# What to do
Reproduce the following material exactly, including every line.

· · · · ·

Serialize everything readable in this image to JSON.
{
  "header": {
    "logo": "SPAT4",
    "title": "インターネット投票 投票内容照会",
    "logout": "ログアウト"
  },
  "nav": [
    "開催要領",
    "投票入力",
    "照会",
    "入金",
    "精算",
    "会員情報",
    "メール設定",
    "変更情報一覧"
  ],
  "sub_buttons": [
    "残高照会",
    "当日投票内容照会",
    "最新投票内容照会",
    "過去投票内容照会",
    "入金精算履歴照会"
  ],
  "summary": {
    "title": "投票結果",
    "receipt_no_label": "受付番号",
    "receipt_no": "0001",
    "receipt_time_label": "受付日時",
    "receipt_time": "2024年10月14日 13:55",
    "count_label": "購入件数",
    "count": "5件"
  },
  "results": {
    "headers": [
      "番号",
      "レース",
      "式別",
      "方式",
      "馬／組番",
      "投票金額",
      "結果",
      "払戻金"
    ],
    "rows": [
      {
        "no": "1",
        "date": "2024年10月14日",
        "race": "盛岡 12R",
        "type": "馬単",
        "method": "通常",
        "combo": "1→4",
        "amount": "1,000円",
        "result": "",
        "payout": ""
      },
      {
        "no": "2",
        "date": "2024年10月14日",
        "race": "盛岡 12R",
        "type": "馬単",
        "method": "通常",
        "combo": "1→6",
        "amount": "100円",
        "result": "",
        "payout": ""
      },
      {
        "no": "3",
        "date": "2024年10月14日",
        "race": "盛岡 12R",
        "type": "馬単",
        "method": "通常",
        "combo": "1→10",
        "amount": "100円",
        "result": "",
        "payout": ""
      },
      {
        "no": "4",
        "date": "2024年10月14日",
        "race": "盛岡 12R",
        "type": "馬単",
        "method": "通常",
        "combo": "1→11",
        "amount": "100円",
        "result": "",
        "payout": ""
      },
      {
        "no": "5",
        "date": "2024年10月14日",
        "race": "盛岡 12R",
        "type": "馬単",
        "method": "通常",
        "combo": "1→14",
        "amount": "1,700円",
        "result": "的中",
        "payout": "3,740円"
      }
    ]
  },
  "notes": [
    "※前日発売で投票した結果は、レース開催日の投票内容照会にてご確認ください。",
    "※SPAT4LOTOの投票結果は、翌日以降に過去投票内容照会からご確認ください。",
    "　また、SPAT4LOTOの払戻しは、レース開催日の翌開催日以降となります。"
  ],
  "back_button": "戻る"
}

· · · · ·

# Full response
Serialize everything readable in this image to JSON.
{
  "header": {
    "logo": "SPAT4",
    "title": "インターネット投票 投票内容照会",
    "logout": "ログアウト"
  },
  "nav": [
    "開催要領",
    "投票入力",
    "照会",
    "入金",
    "精算",
    "会員情報",
    "メール設定",
    "変更情報一覧"
  ],
  "sub_buttons": [
    "残高照会",
    "当日投票内容照会",
    "最新投票内容照会",
    "過去投票内容照会",
    "入金精算履歴照会"
  ],
  "summary": {
    "title": "投票結果",
    "receipt_no_label": "受付番号",
    "receipt_no": "0001",
    "receipt_time_label": "受付日時",
    "receipt_time": "2024年10月14日 13:55",
    "count_label": "購入件数",
    "count": "5件"
  },
  "results": {
    "headers": [
      "番号",
      "レース",
      "式別",
      "方式",
      "馬／組番",
      "投票金額",
      "結果",
      "払戻金"
    ],
    "rows": [
      {
        "no": "1",
        "date": "2024年10月14日",
        "race": "盛岡 12R",
        "type": "馬単",
        "method": "通常",
        "combo": "1→4",
        "amount": "1,000円",
        "result": "",
        "payout": ""
      },
      {
        "no": "2",
        "date": "2024年10月14日",
        "race": "盛岡 12R",
        "type": "馬単",
        "method": "通常",
        "combo": "1→6",
        "amount": "100円",
        "result": "",
        "payout": ""
      },
      {
        "no": "3",
        "date": "2024年10月14日",
        "race": "盛岡 12R",
        "type": "馬単",
        "method": "通常",
        "combo": "1→10",
        "amount": "100円",
        "result": "",
        "payout": ""
      },
      {
        "no": "4",
        "date": "2024年10月14日",
        "race": "盛岡 12R",
        "type": "馬単",
        "method": "通常",
        "combo": "1→11",
        "amount": "100円",
        "result": "",
        "payout": ""
      },
      {
        "no": "5",
        "date": "2024年10月14日",
        "race": "盛岡 12R",
        "type": "馬単",
        "method": "通常",
        "combo": "1→14",
        "amount": "1,700円",
        "result": "的中",
        "payout": "3,740円"
      }
    ]
  },
  "notes": [
    "※前日発売で投票した結果は、レース開催日の投票内容照会にてご確認ください。",
    "※SPAT4LOTOの投票結果は、翌日以降に過去投票内容照会からご確認ください。",
    "　また、SPAT4LOTOの払戻しは、レース開催日の翌開催日以降となります。"
  ],
  "back_button": "戻る"
}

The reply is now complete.